• What the exercise asks
Pull out every line below containing the word "minutes".

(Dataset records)
start
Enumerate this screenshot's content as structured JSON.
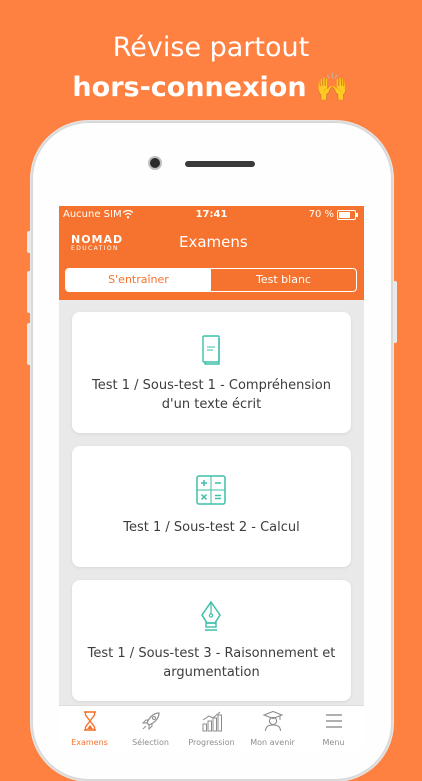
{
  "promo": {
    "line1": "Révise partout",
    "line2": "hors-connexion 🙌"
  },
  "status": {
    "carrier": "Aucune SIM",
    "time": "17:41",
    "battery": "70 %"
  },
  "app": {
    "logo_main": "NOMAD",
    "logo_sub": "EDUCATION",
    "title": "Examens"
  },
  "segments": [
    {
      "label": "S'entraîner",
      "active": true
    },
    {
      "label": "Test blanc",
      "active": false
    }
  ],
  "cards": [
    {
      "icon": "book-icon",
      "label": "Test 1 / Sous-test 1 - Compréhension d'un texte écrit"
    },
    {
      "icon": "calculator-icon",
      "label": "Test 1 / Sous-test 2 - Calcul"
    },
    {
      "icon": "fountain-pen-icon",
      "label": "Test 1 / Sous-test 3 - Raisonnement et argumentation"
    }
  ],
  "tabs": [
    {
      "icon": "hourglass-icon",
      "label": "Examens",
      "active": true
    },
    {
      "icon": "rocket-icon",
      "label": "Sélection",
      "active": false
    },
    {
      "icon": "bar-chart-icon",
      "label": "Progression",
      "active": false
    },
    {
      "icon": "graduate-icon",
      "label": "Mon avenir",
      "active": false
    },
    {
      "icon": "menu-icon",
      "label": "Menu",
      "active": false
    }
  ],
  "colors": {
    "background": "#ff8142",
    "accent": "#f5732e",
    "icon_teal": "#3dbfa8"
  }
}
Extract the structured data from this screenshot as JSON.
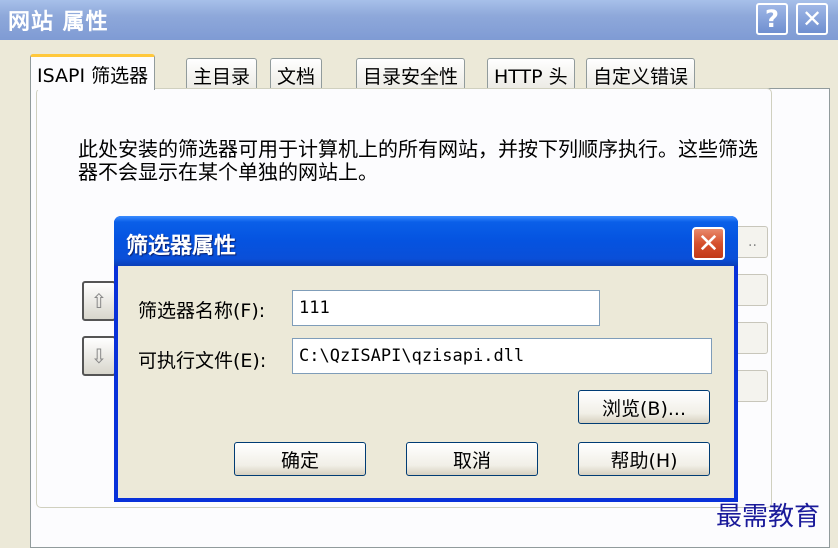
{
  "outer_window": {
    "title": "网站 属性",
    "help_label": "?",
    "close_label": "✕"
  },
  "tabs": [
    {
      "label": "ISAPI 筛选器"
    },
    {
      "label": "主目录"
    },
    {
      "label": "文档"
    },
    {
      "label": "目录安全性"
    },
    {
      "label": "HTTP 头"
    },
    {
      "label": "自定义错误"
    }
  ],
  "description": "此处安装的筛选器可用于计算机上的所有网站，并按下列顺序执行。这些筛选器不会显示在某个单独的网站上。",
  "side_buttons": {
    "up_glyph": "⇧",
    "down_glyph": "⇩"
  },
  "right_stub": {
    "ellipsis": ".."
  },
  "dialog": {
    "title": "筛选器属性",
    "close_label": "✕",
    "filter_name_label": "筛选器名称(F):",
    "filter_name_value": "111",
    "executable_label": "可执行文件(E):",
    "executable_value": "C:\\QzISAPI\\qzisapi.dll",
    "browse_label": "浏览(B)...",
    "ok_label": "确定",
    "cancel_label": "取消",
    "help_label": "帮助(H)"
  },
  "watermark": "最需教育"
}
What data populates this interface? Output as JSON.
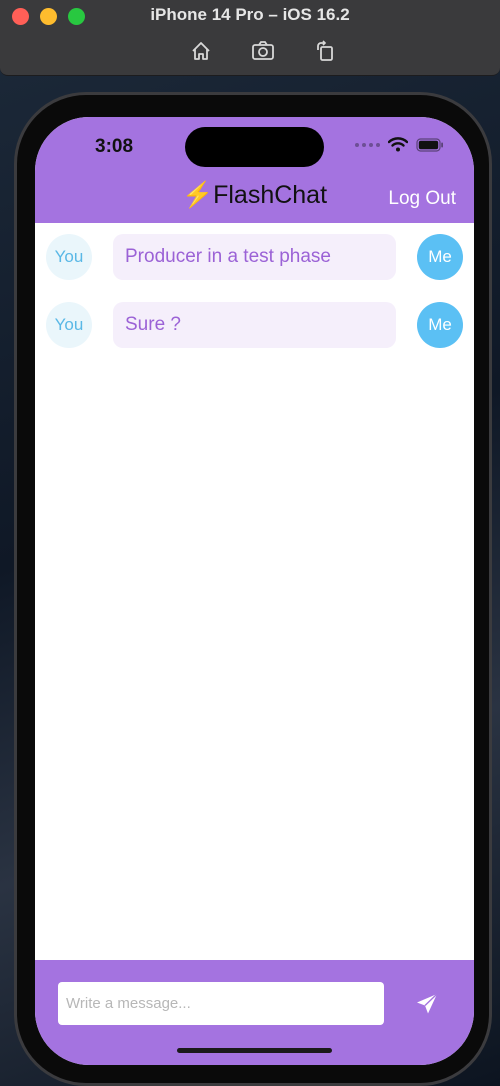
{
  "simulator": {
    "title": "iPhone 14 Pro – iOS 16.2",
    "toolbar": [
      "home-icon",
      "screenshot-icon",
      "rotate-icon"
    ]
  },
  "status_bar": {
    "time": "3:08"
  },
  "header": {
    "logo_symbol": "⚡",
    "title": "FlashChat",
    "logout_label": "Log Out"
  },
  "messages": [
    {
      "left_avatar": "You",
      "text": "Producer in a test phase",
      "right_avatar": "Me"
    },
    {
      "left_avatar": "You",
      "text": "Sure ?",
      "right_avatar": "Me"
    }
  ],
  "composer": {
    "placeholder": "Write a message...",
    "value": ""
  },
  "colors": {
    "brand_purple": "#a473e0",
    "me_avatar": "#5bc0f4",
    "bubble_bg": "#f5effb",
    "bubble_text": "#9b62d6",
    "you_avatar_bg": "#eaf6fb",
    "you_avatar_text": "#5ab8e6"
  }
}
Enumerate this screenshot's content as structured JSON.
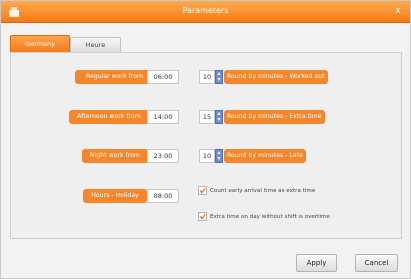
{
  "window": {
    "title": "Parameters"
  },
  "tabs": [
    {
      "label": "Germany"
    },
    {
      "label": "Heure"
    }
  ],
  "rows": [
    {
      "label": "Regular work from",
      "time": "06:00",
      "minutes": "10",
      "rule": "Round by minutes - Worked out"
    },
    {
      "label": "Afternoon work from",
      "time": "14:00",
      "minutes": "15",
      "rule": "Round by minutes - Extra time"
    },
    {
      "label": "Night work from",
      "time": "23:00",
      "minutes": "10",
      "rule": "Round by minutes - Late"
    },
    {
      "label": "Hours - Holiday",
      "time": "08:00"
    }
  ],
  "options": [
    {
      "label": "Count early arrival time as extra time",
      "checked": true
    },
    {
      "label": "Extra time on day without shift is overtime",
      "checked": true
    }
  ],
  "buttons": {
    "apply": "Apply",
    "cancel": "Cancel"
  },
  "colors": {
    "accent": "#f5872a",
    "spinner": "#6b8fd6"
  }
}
end
• Exercise output
      "minutes": "10",
      "rule": "Round by minutes - Worked out"
      "minutes": "15",
      "rule": "Round by minutes - Extra time"
      "minutes": "10",
      "rule": "Round by minutes - Late"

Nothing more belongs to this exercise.